## Problem requirements
Each line that holds the word "this" is to be identified and copied.

## Materials provided
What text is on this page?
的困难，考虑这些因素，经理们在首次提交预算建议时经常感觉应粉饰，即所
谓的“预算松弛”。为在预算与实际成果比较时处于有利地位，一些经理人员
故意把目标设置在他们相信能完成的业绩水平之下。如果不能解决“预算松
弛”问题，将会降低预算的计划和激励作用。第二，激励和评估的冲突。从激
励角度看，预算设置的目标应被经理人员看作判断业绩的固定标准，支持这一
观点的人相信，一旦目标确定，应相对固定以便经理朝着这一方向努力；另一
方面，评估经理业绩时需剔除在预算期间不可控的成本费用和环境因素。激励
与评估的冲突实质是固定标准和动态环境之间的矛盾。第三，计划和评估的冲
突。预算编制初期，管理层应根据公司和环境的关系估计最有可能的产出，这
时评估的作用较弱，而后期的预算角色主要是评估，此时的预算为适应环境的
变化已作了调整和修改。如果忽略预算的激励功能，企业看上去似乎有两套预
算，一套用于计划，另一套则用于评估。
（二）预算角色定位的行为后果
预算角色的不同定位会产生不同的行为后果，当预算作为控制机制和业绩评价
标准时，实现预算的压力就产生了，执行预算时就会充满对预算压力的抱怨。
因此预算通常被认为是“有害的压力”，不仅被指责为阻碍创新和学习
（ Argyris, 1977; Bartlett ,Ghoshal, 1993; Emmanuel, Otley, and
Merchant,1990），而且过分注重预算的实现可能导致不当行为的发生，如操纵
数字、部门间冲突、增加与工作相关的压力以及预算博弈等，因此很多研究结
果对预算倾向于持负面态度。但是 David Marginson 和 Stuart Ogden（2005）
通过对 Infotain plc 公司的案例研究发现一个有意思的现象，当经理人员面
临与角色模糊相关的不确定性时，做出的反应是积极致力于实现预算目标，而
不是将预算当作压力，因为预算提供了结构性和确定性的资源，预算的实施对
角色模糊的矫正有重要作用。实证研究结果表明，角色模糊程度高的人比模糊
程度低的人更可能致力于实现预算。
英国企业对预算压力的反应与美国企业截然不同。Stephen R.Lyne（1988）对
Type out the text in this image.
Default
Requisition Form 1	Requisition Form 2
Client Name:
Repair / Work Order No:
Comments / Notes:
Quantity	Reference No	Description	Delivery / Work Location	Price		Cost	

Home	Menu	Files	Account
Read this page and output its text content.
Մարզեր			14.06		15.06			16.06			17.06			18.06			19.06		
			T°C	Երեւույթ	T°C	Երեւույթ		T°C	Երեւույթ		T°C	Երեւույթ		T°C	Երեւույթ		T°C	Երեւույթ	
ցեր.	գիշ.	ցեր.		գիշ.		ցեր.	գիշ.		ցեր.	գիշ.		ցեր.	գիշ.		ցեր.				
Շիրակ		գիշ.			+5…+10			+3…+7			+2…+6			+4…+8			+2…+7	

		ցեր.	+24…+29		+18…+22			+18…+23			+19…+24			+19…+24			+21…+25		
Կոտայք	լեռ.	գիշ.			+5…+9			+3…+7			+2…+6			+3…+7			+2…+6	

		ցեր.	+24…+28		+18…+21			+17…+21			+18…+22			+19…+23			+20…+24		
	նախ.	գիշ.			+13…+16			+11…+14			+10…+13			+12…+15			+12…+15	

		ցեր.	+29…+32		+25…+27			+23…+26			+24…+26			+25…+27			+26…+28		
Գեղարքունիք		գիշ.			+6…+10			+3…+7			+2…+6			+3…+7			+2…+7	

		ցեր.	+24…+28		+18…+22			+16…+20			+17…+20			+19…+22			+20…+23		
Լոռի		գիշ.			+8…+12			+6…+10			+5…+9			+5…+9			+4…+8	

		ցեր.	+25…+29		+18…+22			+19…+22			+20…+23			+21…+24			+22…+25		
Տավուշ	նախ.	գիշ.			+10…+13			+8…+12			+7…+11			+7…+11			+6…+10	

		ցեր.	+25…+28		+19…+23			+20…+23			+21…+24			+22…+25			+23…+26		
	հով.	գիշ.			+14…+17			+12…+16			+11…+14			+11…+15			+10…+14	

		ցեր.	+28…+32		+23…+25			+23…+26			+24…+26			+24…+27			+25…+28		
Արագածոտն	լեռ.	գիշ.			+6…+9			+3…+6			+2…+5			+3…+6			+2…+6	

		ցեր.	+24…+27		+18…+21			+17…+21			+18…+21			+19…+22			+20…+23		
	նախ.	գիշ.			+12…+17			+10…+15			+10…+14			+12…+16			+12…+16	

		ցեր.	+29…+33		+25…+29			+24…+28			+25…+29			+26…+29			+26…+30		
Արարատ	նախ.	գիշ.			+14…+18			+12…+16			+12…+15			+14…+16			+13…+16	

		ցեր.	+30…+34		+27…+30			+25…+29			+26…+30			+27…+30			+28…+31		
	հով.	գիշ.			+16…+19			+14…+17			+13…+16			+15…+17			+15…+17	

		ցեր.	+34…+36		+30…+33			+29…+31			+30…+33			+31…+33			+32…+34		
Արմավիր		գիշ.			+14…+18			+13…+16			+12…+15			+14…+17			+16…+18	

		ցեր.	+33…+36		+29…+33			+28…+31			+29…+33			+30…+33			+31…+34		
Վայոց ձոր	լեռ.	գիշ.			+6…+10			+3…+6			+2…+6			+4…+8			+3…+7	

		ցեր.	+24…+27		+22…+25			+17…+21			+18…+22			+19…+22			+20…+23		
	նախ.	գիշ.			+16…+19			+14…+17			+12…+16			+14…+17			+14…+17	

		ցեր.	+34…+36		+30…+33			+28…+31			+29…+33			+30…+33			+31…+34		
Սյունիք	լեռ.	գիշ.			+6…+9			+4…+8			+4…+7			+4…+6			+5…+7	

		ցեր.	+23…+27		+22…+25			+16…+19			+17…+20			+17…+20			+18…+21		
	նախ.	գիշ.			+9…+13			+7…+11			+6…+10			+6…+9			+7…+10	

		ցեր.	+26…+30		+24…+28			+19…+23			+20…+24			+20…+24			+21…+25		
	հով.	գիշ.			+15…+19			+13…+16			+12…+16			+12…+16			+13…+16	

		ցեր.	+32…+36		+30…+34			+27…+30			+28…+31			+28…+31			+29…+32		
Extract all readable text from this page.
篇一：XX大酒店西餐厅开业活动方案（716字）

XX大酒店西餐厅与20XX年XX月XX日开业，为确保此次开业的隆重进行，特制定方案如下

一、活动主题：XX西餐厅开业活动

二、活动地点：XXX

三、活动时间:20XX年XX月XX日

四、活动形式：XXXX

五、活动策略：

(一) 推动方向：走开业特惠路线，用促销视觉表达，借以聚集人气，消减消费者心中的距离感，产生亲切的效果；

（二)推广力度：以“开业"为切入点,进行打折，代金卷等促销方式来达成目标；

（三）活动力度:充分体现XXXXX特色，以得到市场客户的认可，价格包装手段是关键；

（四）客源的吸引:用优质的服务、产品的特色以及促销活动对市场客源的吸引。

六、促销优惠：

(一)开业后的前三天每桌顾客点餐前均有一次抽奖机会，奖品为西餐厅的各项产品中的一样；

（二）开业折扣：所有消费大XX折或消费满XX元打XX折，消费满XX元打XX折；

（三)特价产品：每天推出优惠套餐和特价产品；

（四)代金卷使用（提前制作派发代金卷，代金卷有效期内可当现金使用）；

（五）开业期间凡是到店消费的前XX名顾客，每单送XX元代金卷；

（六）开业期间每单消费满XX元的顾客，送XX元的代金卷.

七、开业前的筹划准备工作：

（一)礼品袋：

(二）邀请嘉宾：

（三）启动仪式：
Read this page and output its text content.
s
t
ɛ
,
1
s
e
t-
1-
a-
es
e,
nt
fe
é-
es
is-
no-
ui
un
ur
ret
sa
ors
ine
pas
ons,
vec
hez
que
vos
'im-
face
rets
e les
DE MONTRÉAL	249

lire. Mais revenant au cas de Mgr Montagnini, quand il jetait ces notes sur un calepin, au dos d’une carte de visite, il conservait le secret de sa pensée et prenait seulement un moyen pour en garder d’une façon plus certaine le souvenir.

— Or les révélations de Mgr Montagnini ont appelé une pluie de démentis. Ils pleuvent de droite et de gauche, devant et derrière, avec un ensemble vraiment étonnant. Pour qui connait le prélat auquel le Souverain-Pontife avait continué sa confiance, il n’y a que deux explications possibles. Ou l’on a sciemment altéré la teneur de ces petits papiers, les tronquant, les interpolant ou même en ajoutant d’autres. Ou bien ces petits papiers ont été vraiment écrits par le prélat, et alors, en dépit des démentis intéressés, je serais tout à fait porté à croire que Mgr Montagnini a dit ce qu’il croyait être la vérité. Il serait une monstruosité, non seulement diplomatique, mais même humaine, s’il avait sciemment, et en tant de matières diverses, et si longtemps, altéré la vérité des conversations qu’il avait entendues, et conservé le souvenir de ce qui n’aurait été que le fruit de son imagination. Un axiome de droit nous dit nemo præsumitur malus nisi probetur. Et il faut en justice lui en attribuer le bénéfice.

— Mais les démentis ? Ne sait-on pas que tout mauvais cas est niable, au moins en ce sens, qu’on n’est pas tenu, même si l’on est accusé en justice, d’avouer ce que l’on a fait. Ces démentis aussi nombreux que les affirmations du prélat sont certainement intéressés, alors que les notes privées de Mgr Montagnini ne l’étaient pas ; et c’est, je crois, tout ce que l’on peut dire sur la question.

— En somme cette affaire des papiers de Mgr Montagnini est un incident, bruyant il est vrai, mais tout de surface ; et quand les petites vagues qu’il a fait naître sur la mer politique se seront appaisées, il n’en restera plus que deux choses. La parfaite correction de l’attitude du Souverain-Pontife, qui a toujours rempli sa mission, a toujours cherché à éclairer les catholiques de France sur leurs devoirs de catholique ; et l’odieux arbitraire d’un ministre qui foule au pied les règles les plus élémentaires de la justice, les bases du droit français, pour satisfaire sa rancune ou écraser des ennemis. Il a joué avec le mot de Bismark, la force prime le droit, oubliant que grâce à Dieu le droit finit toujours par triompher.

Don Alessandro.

## Output
What text is on this page?
Type out the text in this image.
Read this page and output its text content.
Extract all readable text from this page.
Read this page and output its text content.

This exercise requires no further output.